» Set problem:
Output every entry exactly, from the first line to the last.

═════ Data extract

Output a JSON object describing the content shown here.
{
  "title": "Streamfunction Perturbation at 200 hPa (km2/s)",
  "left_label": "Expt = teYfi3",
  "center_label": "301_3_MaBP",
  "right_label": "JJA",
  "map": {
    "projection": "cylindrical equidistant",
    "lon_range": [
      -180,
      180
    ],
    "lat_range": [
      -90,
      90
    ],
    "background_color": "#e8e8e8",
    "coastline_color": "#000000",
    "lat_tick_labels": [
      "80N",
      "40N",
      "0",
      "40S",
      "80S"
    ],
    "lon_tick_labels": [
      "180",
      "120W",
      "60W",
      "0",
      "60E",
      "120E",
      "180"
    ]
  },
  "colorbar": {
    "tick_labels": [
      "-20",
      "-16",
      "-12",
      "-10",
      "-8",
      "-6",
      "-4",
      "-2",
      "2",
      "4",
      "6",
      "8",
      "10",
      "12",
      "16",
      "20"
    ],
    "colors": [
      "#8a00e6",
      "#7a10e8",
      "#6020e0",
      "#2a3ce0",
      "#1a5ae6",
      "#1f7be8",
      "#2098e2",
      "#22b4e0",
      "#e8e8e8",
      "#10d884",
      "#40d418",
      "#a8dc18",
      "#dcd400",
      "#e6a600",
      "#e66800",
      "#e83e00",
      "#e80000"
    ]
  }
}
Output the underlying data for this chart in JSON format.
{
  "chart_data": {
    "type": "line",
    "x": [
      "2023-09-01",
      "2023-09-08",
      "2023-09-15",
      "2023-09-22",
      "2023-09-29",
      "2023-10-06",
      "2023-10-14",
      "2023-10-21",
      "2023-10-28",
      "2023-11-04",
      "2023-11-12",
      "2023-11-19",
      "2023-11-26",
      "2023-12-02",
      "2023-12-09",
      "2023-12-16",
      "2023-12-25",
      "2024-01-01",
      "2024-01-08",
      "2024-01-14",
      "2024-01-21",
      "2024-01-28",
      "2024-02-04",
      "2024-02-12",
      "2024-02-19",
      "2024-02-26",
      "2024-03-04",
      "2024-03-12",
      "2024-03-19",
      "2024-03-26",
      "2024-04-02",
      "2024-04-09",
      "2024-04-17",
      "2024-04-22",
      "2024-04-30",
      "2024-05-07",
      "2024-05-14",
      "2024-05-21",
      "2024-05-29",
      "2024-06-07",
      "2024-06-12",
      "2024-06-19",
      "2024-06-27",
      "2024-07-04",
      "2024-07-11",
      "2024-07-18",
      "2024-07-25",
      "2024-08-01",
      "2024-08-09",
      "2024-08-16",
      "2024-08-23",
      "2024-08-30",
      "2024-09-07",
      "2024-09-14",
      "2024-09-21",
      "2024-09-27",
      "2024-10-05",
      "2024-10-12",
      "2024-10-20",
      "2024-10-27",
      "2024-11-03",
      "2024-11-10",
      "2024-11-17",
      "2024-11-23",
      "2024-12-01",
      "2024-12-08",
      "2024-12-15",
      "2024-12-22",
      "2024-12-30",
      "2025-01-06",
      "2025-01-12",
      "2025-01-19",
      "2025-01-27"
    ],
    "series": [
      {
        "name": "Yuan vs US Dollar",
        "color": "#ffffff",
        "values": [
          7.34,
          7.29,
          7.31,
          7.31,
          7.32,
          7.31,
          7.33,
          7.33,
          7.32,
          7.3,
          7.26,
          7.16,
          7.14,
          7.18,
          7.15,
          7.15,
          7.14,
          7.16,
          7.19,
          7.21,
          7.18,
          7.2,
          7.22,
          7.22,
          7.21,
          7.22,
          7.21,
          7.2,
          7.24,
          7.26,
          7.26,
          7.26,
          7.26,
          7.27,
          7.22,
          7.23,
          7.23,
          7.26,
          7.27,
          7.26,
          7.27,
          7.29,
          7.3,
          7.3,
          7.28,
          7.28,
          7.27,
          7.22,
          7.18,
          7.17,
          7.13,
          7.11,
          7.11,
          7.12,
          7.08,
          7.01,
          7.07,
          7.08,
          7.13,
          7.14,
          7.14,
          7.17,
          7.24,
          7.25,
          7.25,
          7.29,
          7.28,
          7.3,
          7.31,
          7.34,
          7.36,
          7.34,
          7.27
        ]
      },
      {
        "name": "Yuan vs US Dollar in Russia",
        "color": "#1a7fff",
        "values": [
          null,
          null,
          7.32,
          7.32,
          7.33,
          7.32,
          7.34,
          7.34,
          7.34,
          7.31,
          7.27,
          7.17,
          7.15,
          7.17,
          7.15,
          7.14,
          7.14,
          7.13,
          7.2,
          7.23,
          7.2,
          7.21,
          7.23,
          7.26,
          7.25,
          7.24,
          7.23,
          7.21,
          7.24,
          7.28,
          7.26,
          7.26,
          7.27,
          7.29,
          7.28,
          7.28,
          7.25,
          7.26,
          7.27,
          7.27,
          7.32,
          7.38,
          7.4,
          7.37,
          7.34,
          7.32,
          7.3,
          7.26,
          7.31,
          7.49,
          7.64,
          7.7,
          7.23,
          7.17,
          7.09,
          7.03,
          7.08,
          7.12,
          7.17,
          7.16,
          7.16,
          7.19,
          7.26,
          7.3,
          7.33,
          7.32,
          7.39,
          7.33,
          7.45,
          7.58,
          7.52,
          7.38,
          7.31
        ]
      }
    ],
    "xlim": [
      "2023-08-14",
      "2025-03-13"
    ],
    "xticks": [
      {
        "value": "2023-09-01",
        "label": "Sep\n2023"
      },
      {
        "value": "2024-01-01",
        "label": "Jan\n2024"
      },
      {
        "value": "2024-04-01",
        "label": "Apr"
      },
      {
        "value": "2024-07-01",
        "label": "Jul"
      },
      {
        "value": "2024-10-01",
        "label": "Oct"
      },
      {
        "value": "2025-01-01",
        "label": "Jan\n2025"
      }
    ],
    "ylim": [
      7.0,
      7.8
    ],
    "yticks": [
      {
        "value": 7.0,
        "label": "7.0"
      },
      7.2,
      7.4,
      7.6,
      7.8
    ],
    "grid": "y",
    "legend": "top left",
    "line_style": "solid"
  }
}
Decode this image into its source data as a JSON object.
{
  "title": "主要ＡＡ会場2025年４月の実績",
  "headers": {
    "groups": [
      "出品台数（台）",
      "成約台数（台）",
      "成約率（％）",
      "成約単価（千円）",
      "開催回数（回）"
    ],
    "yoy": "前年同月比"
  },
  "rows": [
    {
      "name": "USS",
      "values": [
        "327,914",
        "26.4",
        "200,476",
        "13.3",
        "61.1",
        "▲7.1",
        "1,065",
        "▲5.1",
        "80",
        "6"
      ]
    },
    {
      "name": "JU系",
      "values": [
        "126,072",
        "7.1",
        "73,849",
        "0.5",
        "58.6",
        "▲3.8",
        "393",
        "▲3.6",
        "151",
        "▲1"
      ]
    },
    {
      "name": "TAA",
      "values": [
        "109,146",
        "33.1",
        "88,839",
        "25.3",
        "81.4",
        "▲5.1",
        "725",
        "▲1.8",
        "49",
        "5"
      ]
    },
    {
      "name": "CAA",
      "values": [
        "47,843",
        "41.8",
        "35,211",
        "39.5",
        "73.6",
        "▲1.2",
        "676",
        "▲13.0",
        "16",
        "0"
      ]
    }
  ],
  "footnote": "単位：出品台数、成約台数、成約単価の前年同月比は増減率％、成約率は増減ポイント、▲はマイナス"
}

══════════

» Worked solution:
Output a JSON object describing the content shown here.
{
  "title": "Streamfunction Perturbation at 200 hPa (km2/s)",
  "left_label": "Expt = teYfi3",
  "center_label": "301_3_MaBP",
  "right_label": "JJA",
  "map": {
    "projection": "cylindrical equidistant",
    "lon_range": [
      -180,
      180
    ],
    "lat_range": [
      -90,
      90
    ],
    "background_color": "#e8e8e8",
    "coastline_color": "#000000",
    "lat_tick_labels": [
      "80N",
      "40N",
      "0",
      "40S",
      "80S"
    ],
    "lon_tick_labels": [
      "180",
      "120W",
      "60W",
      "0",
      "60E",
      "120E",
      "180"
    ]
  },
  "colorbar": {
    "tick_labels": [
      "-20",
      "-16",
      "-12",
      "-10",
      "-8",
      "-6",
      "-4",
      "-2",
      "2",
      "4",
      "6",
      "8",
      "10",
      "12",
      "16",
      "20"
    ],
    "colors": [
      "#8a00e6",
      "#7a10e8",
      "#6020e0",
      "#2a3ce0",
      "#1a5ae6",
      "#1f7be8",
      "#2098e2",
      "#22b4e0",
      "#e8e8e8",
      "#10d884",
      "#40d418",
      "#a8dc18",
      "#dcd400",
      "#e6a600",
      "#e66800",
      "#e83e00",
      "#e80000"
    ]
  }
}
Output the underlying data for this chart in JSON format.
{
  "chart_data": {
    "type": "line",
    "x": [
      "2023-09-01",
      "2023-09-08",
      "2023-09-15",
      "2023-09-22",
      "2023-09-29",
      "2023-10-06",
      "2023-10-14",
      "2023-10-21",
      "2023-10-28",
      "2023-11-04",
      "2023-11-12",
      "2023-11-19",
      "2023-11-26",
      "2023-12-02",
      "2023-12-09",
      "2023-12-16",
      "2023-12-25",
      "2024-01-01",
      "2024-01-08",
      "2024-01-14",
      "2024-01-21",
      "2024-01-28",
      "2024-02-04",
      "2024-02-12",
      "2024-02-19",
      "2024-02-26",
      "2024-03-04",
      "2024-03-12",
      "2024-03-19",
      "2024-03-26",
      "2024-04-02",
      "2024-04-09",
      "2024-04-17",
      "2024-04-22",
      "2024-04-30",
      "2024-05-07",
      "2024-05-14",
      "2024-05-21",
      "2024-05-29",
      "2024-06-07",
      "2024-06-12",
      "2024-06-19",
      "2024-06-27",
      "2024-07-04",
      "2024-07-11",
      "2024-07-18",
      "2024-07-25",
      "2024-08-01",
      "2024-08-09",
      "2024-08-16",
      "2024-08-23",
      "2024-08-30",
      "2024-09-07",
      "2024-09-14",
      "2024-09-21",
      "2024-09-27",
      "2024-10-05",
      "2024-10-12",
      "2024-10-20",
      "2024-10-27",
      "2024-11-03",
      "2024-11-10",
      "2024-11-17",
      "2024-11-23",
      "2024-12-01",
      "2024-12-08",
      "2024-12-15",
      "2024-12-22",
      "2024-12-30",
      "2025-01-06",
      "2025-01-12",
      "2025-01-19",
      "2025-01-27"
    ],
    "series": [
      {
        "name": "Yuan vs US Dollar",
        "color": "#ffffff",
        "values": [
          7.34,
          7.29,
          7.31,
          7.31,
          7.32,
          7.31,
          7.33,
          7.33,
          7.32,
          7.3,
          7.26,
          7.16,
          7.14,
          7.18,
          7.15,
          7.15,
          7.14,
          7.16,
          7.19,
          7.21,
          7.18,
          7.2,
          7.22,
          7.22,
          7.21,
          7.22,
          7.21,
          7.2,
          7.24,
          7.26,
          7.26,
          7.26,
          7.26,
          7.27,
          7.22,
          7.23,
          7.23,
          7.26,
          7.27,
          7.26,
          7.27,
          7.29,
          7.3,
          7.3,
          7.28,
          7.28,
          7.27,
          7.22,
          7.18,
          7.17,
          7.13,
          7.11,
          7.11,
          7.12,
          7.08,
          7.01,
          7.07,
          7.08,
          7.13,
          7.14,
          7.14,
          7.17,
          7.24,
          7.25,
          7.25,
          7.29,
          7.28,
          7.3,
          7.31,
          7.34,
          7.36,
          7.34,
          7.27
        ]
      },
      {
        "name": "Yuan vs US Dollar in Russia",
        "color": "#1a7fff",
        "values": [
          null,
          null,
          7.32,
          7.32,
          7.33,
          7.32,
          7.34,
          7.34,
          7.34,
          7.31,
          7.27,
          7.17,
          7.15,
          7.17,
          7.15,
          7.14,
          7.14,
          7.13,
          7.2,
          7.23,
          7.2,
          7.21,
          7.23,
          7.26,
          7.25,
          7.24,
          7.23,
          7.21,
          7.24,
          7.28,
          7.26,
          7.26,
          7.27,
          7.29,
          7.28,
          7.28,
          7.25,
          7.26,
          7.27,
          7.27,
          7.32,
          7.38,
          7.4,
          7.37,
          7.34,
          7.32,
          7.3,
          7.26,
          7.31,
          7.49,
          7.64,
          7.7,
          7.23,
          7.17,
          7.09,
          7.03,
          7.08,
          7.12,
          7.17,
          7.16,
          7.16,
          7.19,
          7.26,
          7.3,
          7.33,
          7.32,
          7.39,
          7.33,
          7.45,
          7.58,
          7.52,
          7.38,
          7.31
        ]
      }
    ],
    "xlim": [
      "2023-08-14",
      "2025-03-13"
    ],
    "xticks": [
      {
        "value": "2023-09-01",
        "label": "Sep\n2023"
      },
      {
        "value": "2024-01-01",
        "label": "Jan\n2024"
      },
      {
        "value": "2024-04-01",
        "label": "Apr"
      },
      {
        "value": "2024-07-01",
        "label": "Jul"
      },
      {
        "value": "2024-10-01",
        "label": "Oct"
      },
      {
        "value": "2025-01-01",
        "label": "Jan\n2025"
      }
    ],
    "ylim": [
      7.0,
      7.8
    ],
    "yticks": [
      {
        "value": 7.0,
        "label": "7.0"
      },
      7.2,
      7.4,
      7.6,
      7.8
    ],
    "grid": "y",
    "legend": "top left",
    "line_style": "solid"
  }
}
Decode this image into its source data as a JSON object.
{
  "title": "主要ＡＡ会場2025年４月の実績",
  "headers": {
    "groups": [
      "出品台数（台）",
      "成約台数（台）",
      "成約率（％）",
      "成約単価（千円）",
      "開催回数（回）"
    ],
    "yoy": "前年同月比"
  },
  "rows": [
    {
      "name": "USS",
      "values": [
        "327,914",
        "26.4",
        "200,476",
        "13.3",
        "61.1",
        "▲7.1",
        "1,065",
        "▲5.1",
        "80",
        "6"
      ]
    },
    {
      "name": "JU系",
      "values": [
        "126,072",
        "7.1",
        "73,849",
        "0.5",
        "58.6",
        "▲3.8",
        "393",
        "▲3.6",
        "151",
        "▲1"
      ]
    },
    {
      "name": "TAA",
      "values": [
        "109,146",
        "33.1",
        "88,839",
        "25.3",
        "81.4",
        "▲5.1",
        "725",
        "▲1.8",
        "49",
        "5"
      ]
    },
    {
      "name": "CAA",
      "values": [
        "47,843",
        "41.8",
        "35,211",
        "39.5",
        "73.6",
        "▲1.2",
        "676",
        "▲13.0",
        "16",
        "0"
      ]
    }
  ],
  "footnote": "単位：出品台数、成約台数、成約単価の前年同月比は増減率％、成約率は増減ポイント、▲はマイナス"
}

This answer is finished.